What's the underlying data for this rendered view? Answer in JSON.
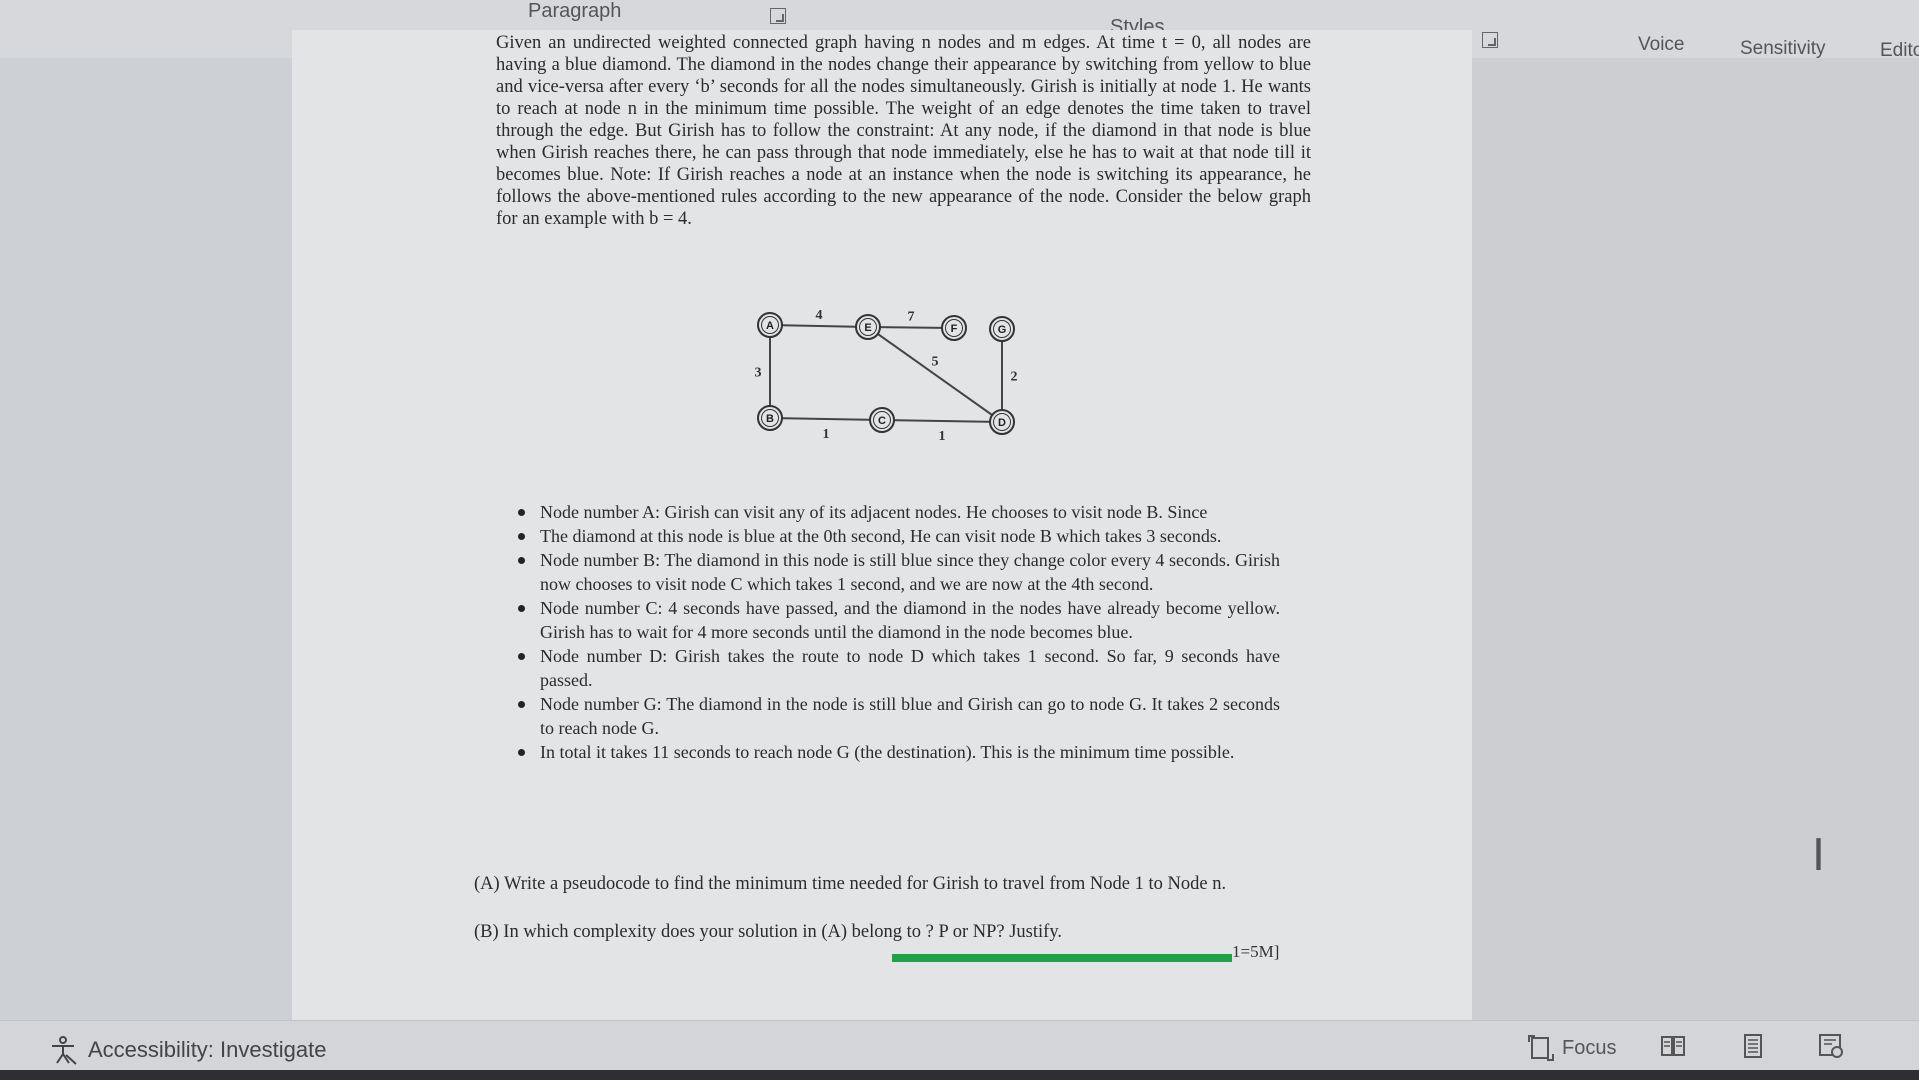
{
  "ribbon": {
    "paragraph_label": "Paragraph",
    "styles_label": "Styles",
    "voice_label": "Voice",
    "sensitivity_label": "Sensitivity",
    "editor_label": "Edito"
  },
  "document": {
    "intro": "Given an undirected weighted connected graph having n nodes and m edges. At time t = 0, all nodes are having a blue diamond. The diamond in the nodes change their appearance by switching from yellow to blue and vice-versa after every ‘b’ seconds for all the nodes simultaneously. Girish is initially at node 1. He wants to reach at node n in the minimum time possible. The weight of an edge denotes the time taken to travel through the edge. But Girish has to follow the constraint: At any node, if the diamond in that node is blue when Girish reaches there, he can pass through that node immediately, else he has to wait at that node till it becomes blue. Note: If Girish reaches a node at an instance when the node is switching its appearance, he follows the above-mentioned rules according to the new appearance of the node. Consider the below graph for an example with b = 4.",
    "bullets": [
      "Node number A: Girish can visit any of its adjacent nodes. He chooses to visit node B. Since",
      "The diamond at this node is blue at the 0th second, He can visit node B which takes 3 seconds.",
      "Node number B: The diamond in this node is still blue since they change color every 4 seconds. Girish now chooses to visit node C which takes 1 second, and we are now at the 4th second.",
      "Node number C: 4 seconds have passed, and the diamond in the nodes have already become yellow. Girish has to wait for 4 more seconds until the diamond in the node becomes blue.",
      "Node number D: Girish takes the route to node D which takes 1 second. So far, 9 seconds have passed.",
      "Node number G: The diamond in the node is still blue and Girish can go to node G. It takes 2 seconds to reach node G.",
      "In total it takes 11 seconds to reach node G (the destination). This is the minimum time possible."
    ],
    "question_a": "(A) Write a pseudocode to find the minimum time needed for Girish to travel from Node 1 to Node n.",
    "question_b": "(B) In which complexity does your solution in (A) belong to ? P or NP? Justify.",
    "marks_label": "1=5M]"
  },
  "graph": {
    "nodes": [
      {
        "id": "A"
      },
      {
        "id": "E"
      },
      {
        "id": "F"
      },
      {
        "id": "G"
      },
      {
        "id": "B"
      },
      {
        "id": "C"
      },
      {
        "id": "D"
      }
    ],
    "edges": [
      {
        "from": "A",
        "to": "E",
        "weight": "4"
      },
      {
        "from": "E",
        "to": "F",
        "weight": "7"
      },
      {
        "from": "A",
        "to": "B",
        "weight": "3"
      },
      {
        "from": "E",
        "to": "D",
        "weight": "5"
      },
      {
        "from": "G",
        "to": "D",
        "weight": "2"
      },
      {
        "from": "B",
        "to": "C",
        "weight": "1"
      },
      {
        "from": "C",
        "to": "D",
        "weight": "1"
      }
    ]
  },
  "statusbar": {
    "accessibility_label": "Accessibility: Investigate",
    "focus_label": "Focus"
  },
  "colors": {
    "progress": "#1fa14a",
    "page": "#e3e4e6",
    "background": "#c9ccd1"
  }
}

######

Goal: Of the lines above, how many hold the word "passed"? Say the number alone.

The result: 2